TASK BRIEF:
Output every line of the listing below as a Markdown table with the columns Row and Line, numbering the rows and leaving out blank lines and pictures.
── ENTRIES PROVIDED
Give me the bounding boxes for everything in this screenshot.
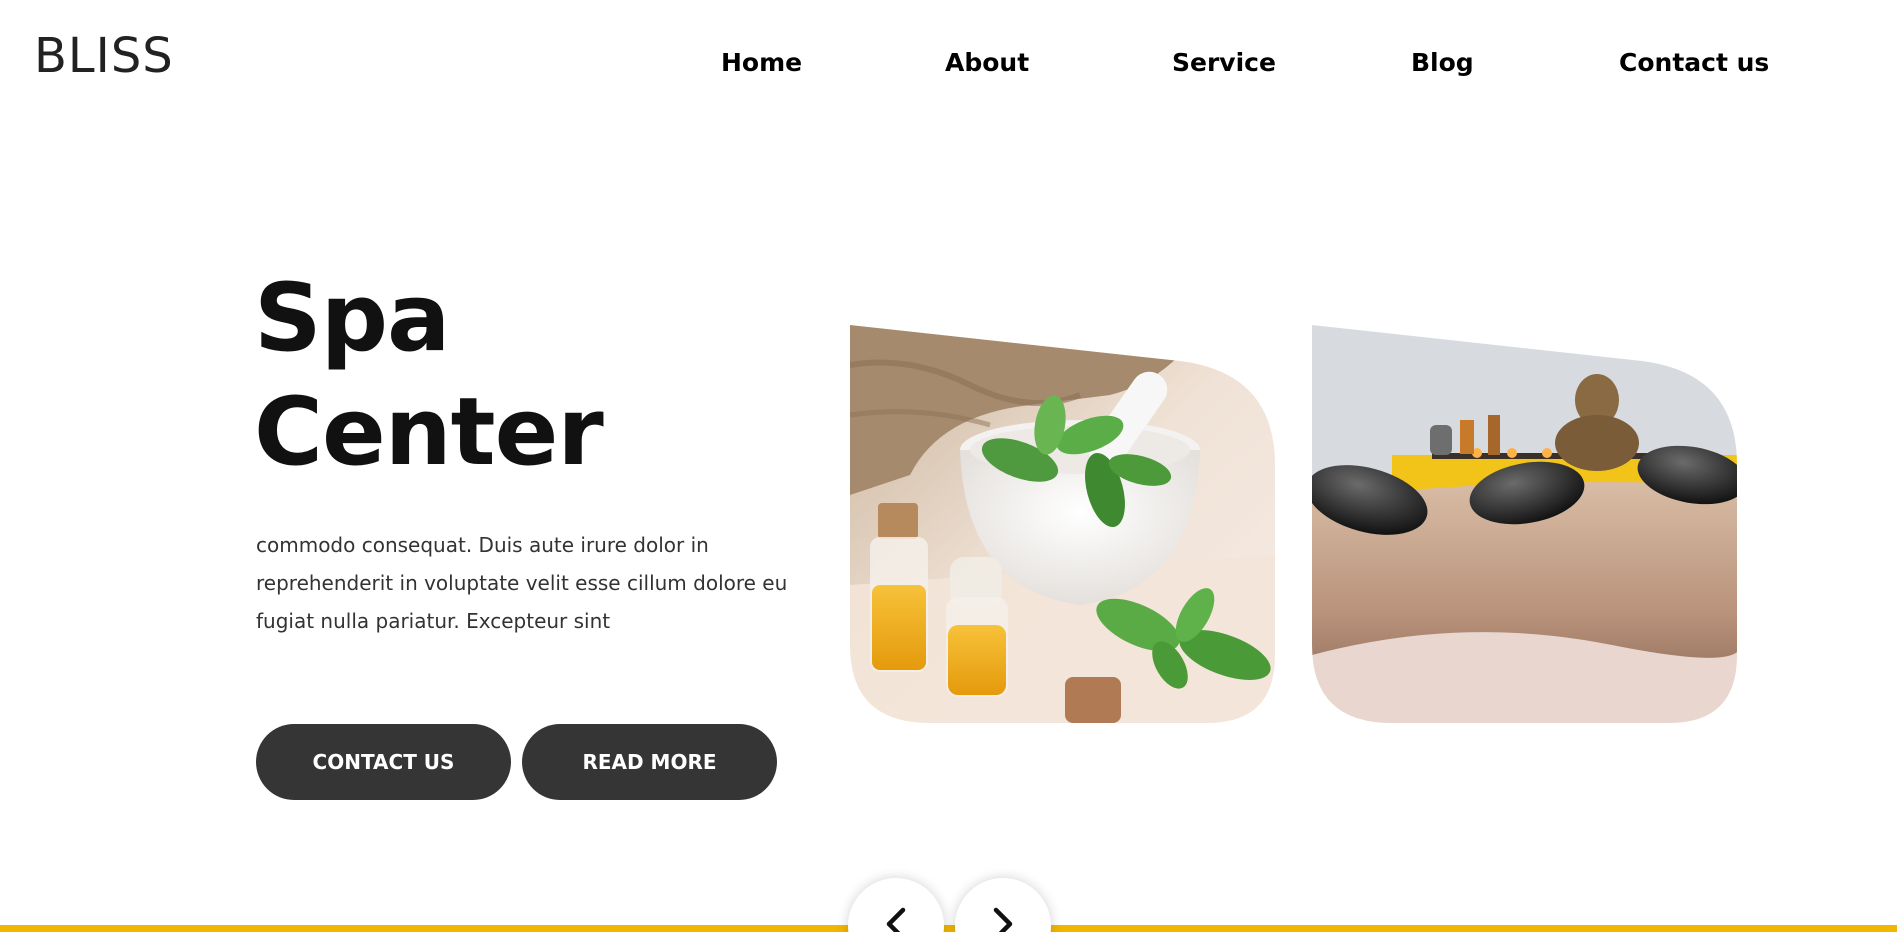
read-more-button[interactable]: READ MORE (522, 724, 777, 800)
accent-divider (0, 925, 1897, 932)
slider-next-button[interactable] (955, 878, 1051, 932)
hero-title: Spa Center (254, 262, 604, 490)
nav-contact[interactable]: Contact us (1619, 48, 1769, 77)
nav-blog[interactable]: Blog (1411, 48, 1474, 77)
spa-image-herbs (850, 325, 1275, 723)
hero-title-line-2: Center (254, 378, 604, 487)
nav-about[interactable]: About (945, 48, 1029, 77)
logo[interactable]: BLISS (34, 28, 174, 84)
contact-us-button[interactable]: CONTACT US (256, 724, 511, 800)
hero-title-line-1: Spa (254, 264, 450, 373)
slider-prev-button[interactable] (848, 878, 944, 932)
chevron-left-icon (881, 904, 911, 932)
spa-image-stones (1312, 325, 1737, 723)
nav-home[interactable]: Home (721, 48, 802, 77)
chevron-right-icon (988, 904, 1018, 932)
nav-service[interactable]: Service (1172, 48, 1276, 77)
page: BLISS Home About Service Blog Contact us… (0, 0, 1897, 932)
hero-description: commodo consequat. Duis aute irure dolor… (256, 533, 788, 633)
────
RESPONSE BELOW:
| Row | Line |
|---|---|
| 1 | Give me the bounding boxes for everything in this screenshot. |
| 2 | read-more-button[interactable]: READ MORE (522, 724, 777, 800) |
| 3 | accent-divider (0, 925, 1897, 932) |
| 4 | slider-next-button[interactable] (955, 878, 1051, 932) |
| 5 | hero-title: Spa Center (254, 262, 604, 490) |
| 6 | nav-contact[interactable]: Contact us (1619, 48, 1769, 77) |
| 7 | nav-blog[interactable]: Blog (1411, 48, 1474, 77) |
| 8 | spa-image-herbs (850, 325, 1275, 723) |
| 9 | hero-title-line-2: Center (254, 378, 604, 487) |
| 10 | nav-about[interactable]: About (945, 48, 1029, 77) |
| 11 | logo[interactable]: BLISS (34, 28, 174, 84) |
| 12 | contact-us-button[interactable]: CONTACT US (256, 724, 511, 800) |
| 13 | hero-title-line-1: Spa (254, 264, 450, 373) |
| 14 | slider-prev-button[interactable] (848, 878, 944, 932) |
| 15 | chevron-left-icon (881, 904, 911, 932) |
| 16 | spa-image-stones (1312, 325, 1737, 723) |
| 17 | nav-home[interactable]: Home (721, 48, 802, 77) |
| 18 | chevron-right-icon (988, 904, 1018, 932) |
| 19 | nav-service[interactable]: Service (1172, 48, 1276, 77) |
| 20 | page: BLISS Home About Service Blog Contact us… (0, 0, 1897, 932) |
| 21 | hero-description: commodo consequat. Duis aute irure dolor… (256, 533, 788, 633) |